TASK TO COMPLETE:
Transcribe everything in the data word for word. Pictures are left out.

DATA PROVIDED:
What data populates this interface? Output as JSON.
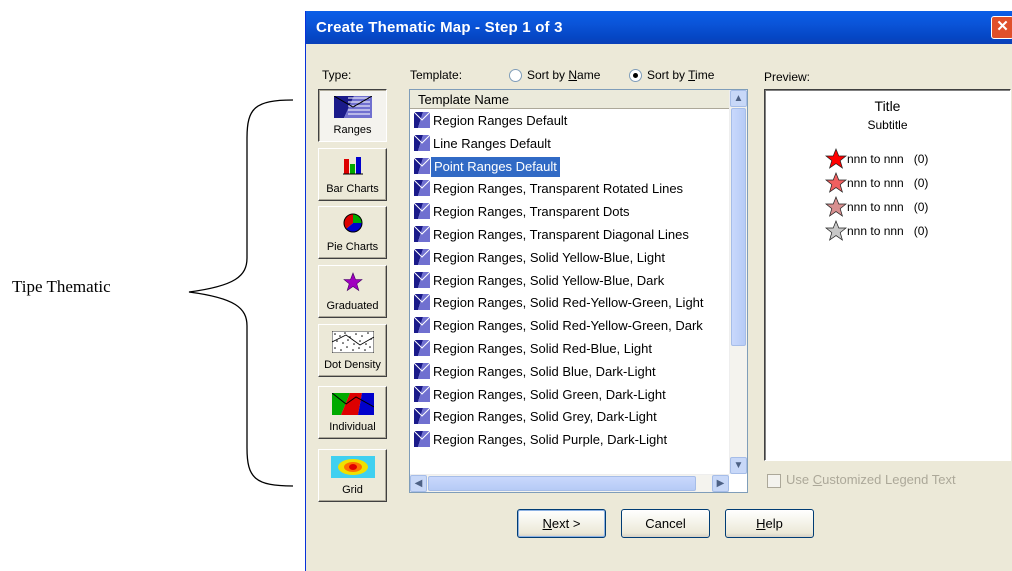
{
  "annotation": {
    "label": "Tipe Thematic"
  },
  "dialog": {
    "title": "Create Thematic Map - Step 1 of 3",
    "close_glyph": "✕"
  },
  "type_section": {
    "label": "Type:",
    "buttons": [
      {
        "label": "Ranges",
        "icon": "ranges-icon",
        "selected": true
      },
      {
        "label": "Bar Charts",
        "icon": "bar-charts-icon",
        "selected": false
      },
      {
        "label": "Pie Charts",
        "icon": "pie-charts-icon",
        "selected": false
      },
      {
        "label": "Graduated",
        "icon": "graduated-icon",
        "selected": false
      },
      {
        "label": "Dot Density",
        "icon": "dot-density-icon",
        "selected": false
      },
      {
        "label": "Individual",
        "icon": "individual-icon",
        "selected": false
      },
      {
        "label": "Grid",
        "icon": "grid-icon",
        "selected": false
      }
    ]
  },
  "template_section": {
    "label": "Template:",
    "sort_by_name": {
      "prefix": "Sort by ",
      "key": "N",
      "rest": "ame",
      "checked": false
    },
    "sort_by_time": {
      "prefix": "Sort by ",
      "key": "T",
      "rest": "ime",
      "checked": true
    },
    "column_header": "Template Name",
    "items": [
      {
        "name": "Region Ranges Default",
        "selected": false
      },
      {
        "name": "Line Ranges Default",
        "selected": false
      },
      {
        "name": "Point Ranges Default",
        "selected": true
      },
      {
        "name": "Region Ranges, Transparent Rotated Lines",
        "selected": false
      },
      {
        "name": "Region Ranges, Transparent Dots",
        "selected": false
      },
      {
        "name": "Region Ranges, Transparent Diagonal Lines",
        "selected": false
      },
      {
        "name": "Region Ranges, Solid Yellow-Blue, Light",
        "selected": false
      },
      {
        "name": "Region Ranges, Solid Yellow-Blue, Dark",
        "selected": false
      },
      {
        "name": "Region Ranges, Solid Red-Yellow-Green, Light",
        "selected": false
      },
      {
        "name": "Region Ranges, Solid Red-Yellow-Green, Dark",
        "selected": false
      },
      {
        "name": "Region Ranges, Solid Red-Blue, Light",
        "selected": false
      },
      {
        "name": "Region Ranges, Solid Blue, Dark-Light",
        "selected": false
      },
      {
        "name": "Region Ranges, Solid Green, Dark-Light",
        "selected": false
      },
      {
        "name": "Region Ranges, Solid Grey, Dark-Light",
        "selected": false
      },
      {
        "name": "Region Ranges, Solid Purple, Dark-Light",
        "selected": false
      }
    ]
  },
  "preview": {
    "label": "Preview:",
    "title": "Title",
    "subtitle": "Subtitle",
    "legend": [
      {
        "text": "nnn to nnn   (0)",
        "color": "#ff0000"
      },
      {
        "text": "nnn to nnn   (0)",
        "color": "#f06060"
      },
      {
        "text": "nnn to nnn   (0)",
        "color": "#d89090"
      },
      {
        "text": "nnn to nnn   (0)",
        "color": "#c8c8c8"
      }
    ]
  },
  "customized_legend": {
    "label_prefix": "Use ",
    "key": "C",
    "label_rest": "ustomized Legend Text",
    "checked": false,
    "enabled": false
  },
  "buttons": {
    "next": {
      "key": "N",
      "rest": "ext >"
    },
    "cancel": "Cancel",
    "help": {
      "key": "H",
      "rest": "elp"
    }
  }
}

EXERCISE RESPONSE:
What data populates this interface? Output as JSON.
{
  "annotation": {
    "label": "Tipe Thematic"
  },
  "dialog": {
    "title": "Create Thematic Map - Step 1 of 3",
    "close_glyph": "✕"
  },
  "type_section": {
    "label": "Type:",
    "buttons": [
      {
        "label": "Ranges",
        "icon": "ranges-icon",
        "selected": true
      },
      {
        "label": "Bar Charts",
        "icon": "bar-charts-icon",
        "selected": false
      },
      {
        "label": "Pie Charts",
        "icon": "pie-charts-icon",
        "selected": false
      },
      {
        "label": "Graduated",
        "icon": "graduated-icon",
        "selected": false
      },
      {
        "label": "Dot Density",
        "icon": "dot-density-icon",
        "selected": false
      },
      {
        "label": "Individual",
        "icon": "individual-icon",
        "selected": false
      },
      {
        "label": "Grid",
        "icon": "grid-icon",
        "selected": false
      }
    ]
  },
  "template_section": {
    "label": "Template:",
    "sort_by_name": {
      "prefix": "Sort by ",
      "key": "N",
      "rest": "ame",
      "checked": false
    },
    "sort_by_time": {
      "prefix": "Sort by ",
      "key": "T",
      "rest": "ime",
      "checked": true
    },
    "column_header": "Template Name",
    "items": [
      {
        "name": "Region Ranges Default",
        "selected": false
      },
      {
        "name": "Line Ranges Default",
        "selected": false
      },
      {
        "name": "Point Ranges Default",
        "selected": true
      },
      {
        "name": "Region Ranges, Transparent Rotated Lines",
        "selected": false
      },
      {
        "name": "Region Ranges, Transparent Dots",
        "selected": false
      },
      {
        "name": "Region Ranges, Transparent Diagonal Lines",
        "selected": false
      },
      {
        "name": "Region Ranges, Solid Yellow-Blue, Light",
        "selected": false
      },
      {
        "name": "Region Ranges, Solid Yellow-Blue, Dark",
        "selected": false
      },
      {
        "name": "Region Ranges, Solid Red-Yellow-Green, Light",
        "selected": false
      },
      {
        "name": "Region Ranges, Solid Red-Yellow-Green, Dark",
        "selected": false
      },
      {
        "name": "Region Ranges, Solid Red-Blue, Light",
        "selected": false
      },
      {
        "name": "Region Ranges, Solid Blue, Dark-Light",
        "selected": false
      },
      {
        "name": "Region Ranges, Solid Green, Dark-Light",
        "selected": false
      },
      {
        "name": "Region Ranges, Solid Grey, Dark-Light",
        "selected": false
      },
      {
        "name": "Region Ranges, Solid Purple, Dark-Light",
        "selected": false
      }
    ]
  },
  "preview": {
    "label": "Preview:",
    "title": "Title",
    "subtitle": "Subtitle",
    "legend": [
      {
        "text": "nnn to nnn   (0)",
        "color": "#ff0000"
      },
      {
        "text": "nnn to nnn   (0)",
        "color": "#f06060"
      },
      {
        "text": "nnn to nnn   (0)",
        "color": "#d89090"
      },
      {
        "text": "nnn to nnn   (0)",
        "color": "#c8c8c8"
      }
    ]
  },
  "customized_legend": {
    "label_prefix": "Use ",
    "key": "C",
    "label_rest": "ustomized Legend Text",
    "checked": false,
    "enabled": false
  },
  "buttons": {
    "next": {
      "key": "N",
      "rest": "ext >"
    },
    "cancel": "Cancel",
    "help": {
      "key": "H",
      "rest": "elp"
    }
  }
}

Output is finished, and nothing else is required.